## What the task requires
Restate the data exactly as given and keep the pictures out.

Data listing
----
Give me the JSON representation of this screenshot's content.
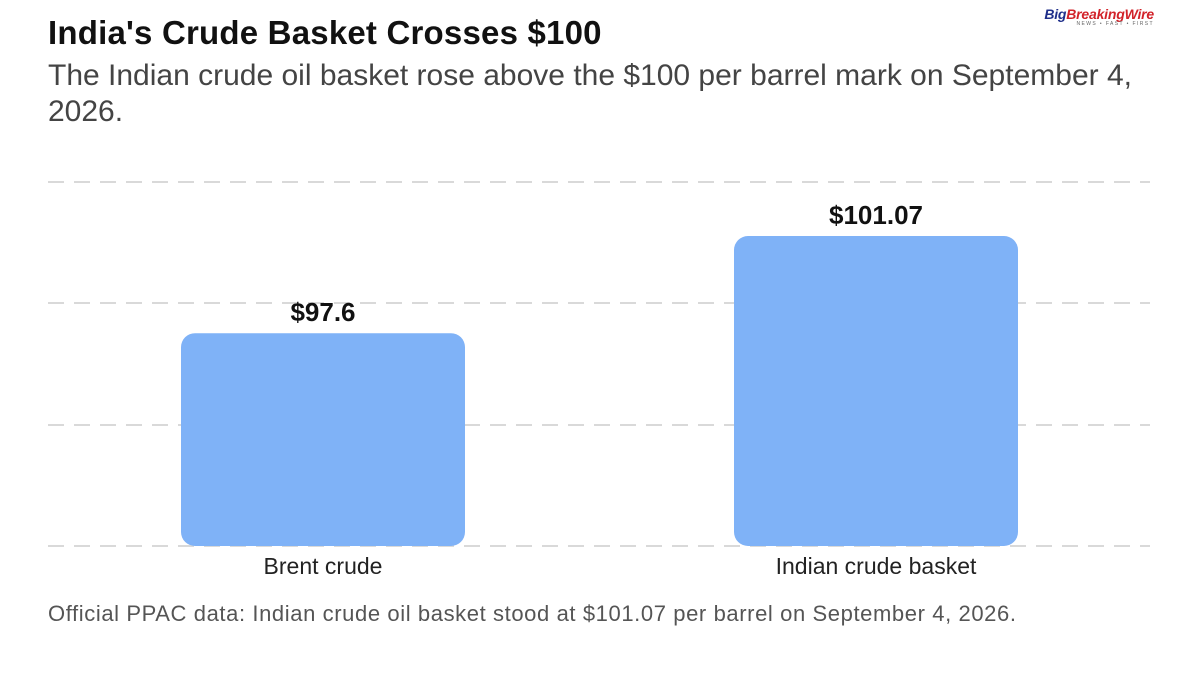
{
  "title": "India's Crude Basket Crosses $100",
  "subtitle": "The Indian crude oil basket rose above the $100 per barrel mark on September 4, 2026.",
  "logo": {
    "brand_part1": "Big",
    "brand_part2": "BreakingWire",
    "tagline": "NEWS • FAST • FIRST"
  },
  "footer": "Official PPAC data: Indian crude oil basket stood at $101.07 per barrel on September 4, 2026.",
  "chart_data": {
    "type": "bar",
    "categories": [
      "Brent crude",
      "Indian crude basket"
    ],
    "values": [
      97.6,
      101.07
    ],
    "data_labels": [
      "$97.6",
      "$101.07"
    ],
    "ylim": [
      90,
      103
    ],
    "grid": true,
    "bar_color": "#7fb2f7",
    "grid_color": "#d9d9d9"
  }
}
----
## Solution for this problem
Give me the JSON representation of this screenshot's content.
{
  "title": "India's Crude Basket Crosses $100",
  "subtitle": "The Indian crude oil basket rose above the $100 per barrel mark on September 4, 2026.",
  "logo": {
    "brand_part1": "Big",
    "brand_part2": "BreakingWire",
    "tagline": "NEWS • FAST • FIRST"
  },
  "footer": "Official PPAC data: Indian crude oil basket stood at $101.07 per barrel on September 4, 2026.",
  "chart_data": {
    "type": "bar",
    "categories": [
      "Brent crude",
      "Indian crude basket"
    ],
    "values": [
      97.6,
      101.07
    ],
    "data_labels": [
      "$97.6",
      "$101.07"
    ],
    "ylim": [
      90,
      103
    ],
    "grid": true,
    "bar_color": "#7fb2f7",
    "grid_color": "#d9d9d9"
  }
}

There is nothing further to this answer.